*Given problem*: Exclude any images and output the remaining records exactly.

*Items*:

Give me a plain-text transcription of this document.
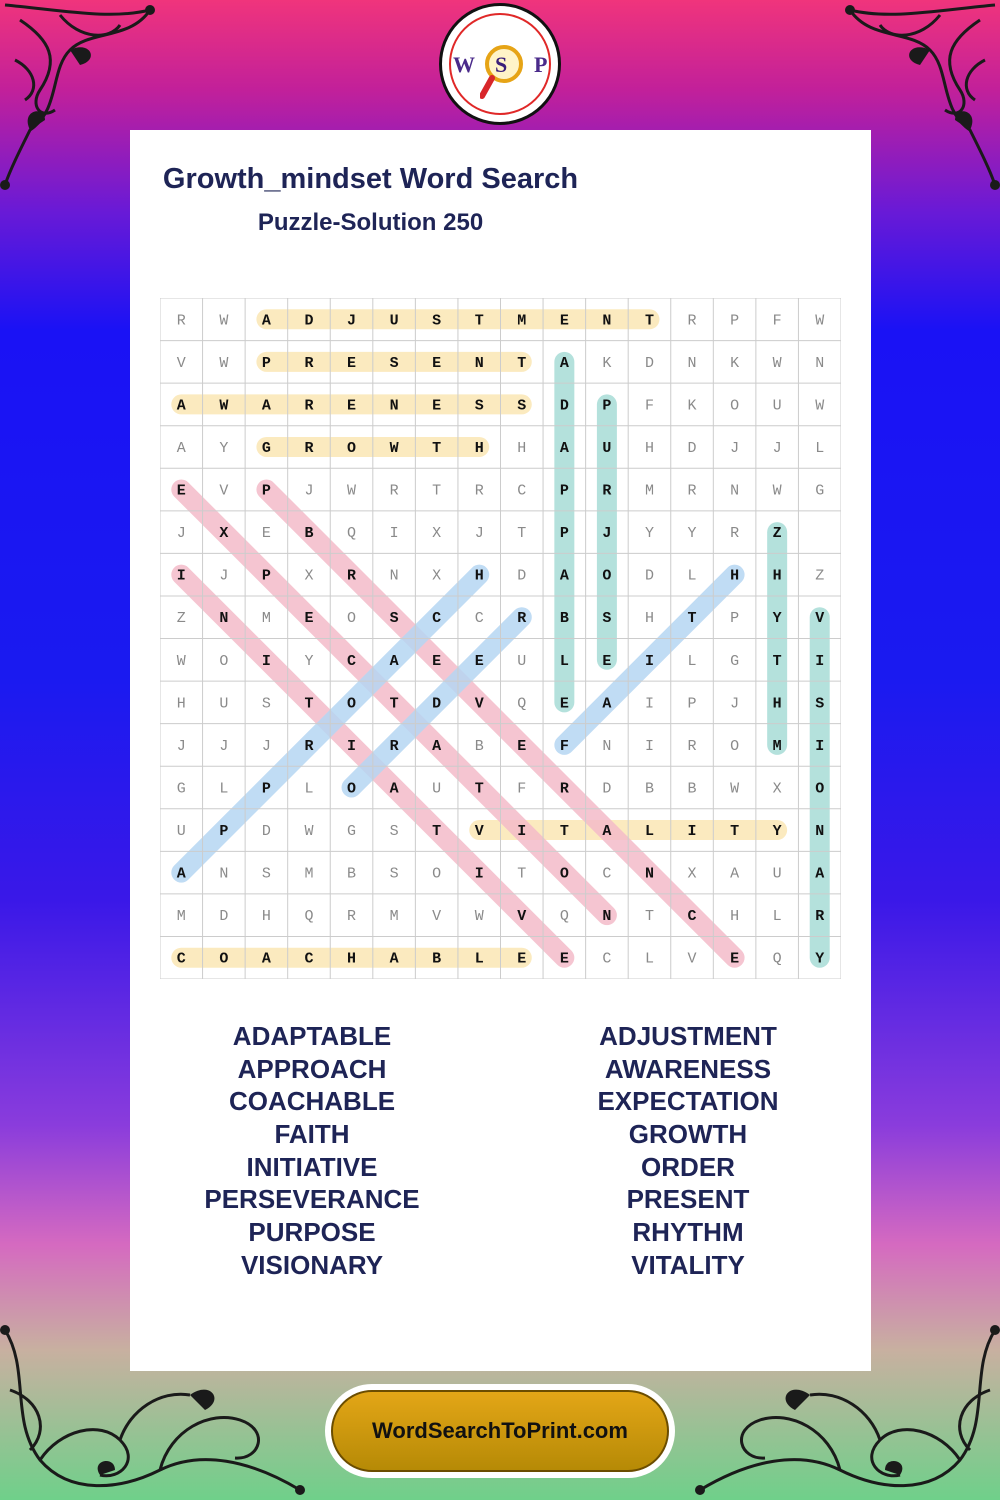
W S P
Growth_mindset Word Search
Puzzle-Solution 250
R W A D J U S T M E N T R P F W
V W P R E S E N T A K D N K W N
A W A R E N E S S D P F K O U W
A Y G R O W T H H A U H D J J L
E V P J W R T R C P R M R N W G
J X E B Q I X J T P J Y Y R Z
I J P X R N X H D A O D L H H Z
Z N M E O S C C R B S H T P Y V
W O I Y C A E E U L E I L G T I
H U S T O T D V Q E A I P J H S
J J J R I R A B E F N I R O M I
G L P L O A U T F R D B B W X O
U P D W G S T V I T A L I T Y N
A N S M B S O I T O C N X A U A
M D H Q R M V W V Q N T C H L R
C O A C H A B L E E C L V E Q Y
ADAPTABLE
APPROACH
COACHABLE
FAITH
INITIATIVE
PERSEVERANCE
PURPOSE
VISIONARY
ADJUSTMENT
AWARENESS
EXPECTATION
GROWTH
ORDER
PRESENT
RHYTHM
VITALITY
WordSearchToPrint.com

*Result for this exercise*:
Give me a plain-text transcription of this document.
W S P
Growth_mindset Word Search
Puzzle-Solution 250
R W A D J U S T M E N T R P F W
V W P R E S E N T A K D N K W N
A W A R E N E S S D P F K O U W
A Y G R O W T H H A U H D J J L
E V P J W R T R C P R M R N W G
J X E B Q I X J T P J Y Y R Z
I J P X R N X H D A O D L H H Z
Z N M E O S C C R B S H T P Y V
W O I Y C A E E U L E I L G T I
H U S T O T D V Q E A I P J H S
J J J R I R A B E F N I R O M I
G L P L O A U T F R D B B W X O
U P D W G S T V I T A L I T Y N
A N S M B S O I T O C N X A U A
M D H Q R M V W V Q N T C H L R
C O A C H A B L E E C L V E Q Y
ADAPTABLE
APPROACH
COACHABLE
FAITH
INITIATIVE
PERSEVERANCE
PURPOSE
VISIONARY
ADJUSTMENT
AWARENESS
EXPECTATION
GROWTH
ORDER
PRESENT
RHYTHM
VITALITY
WordSearchToPrint.com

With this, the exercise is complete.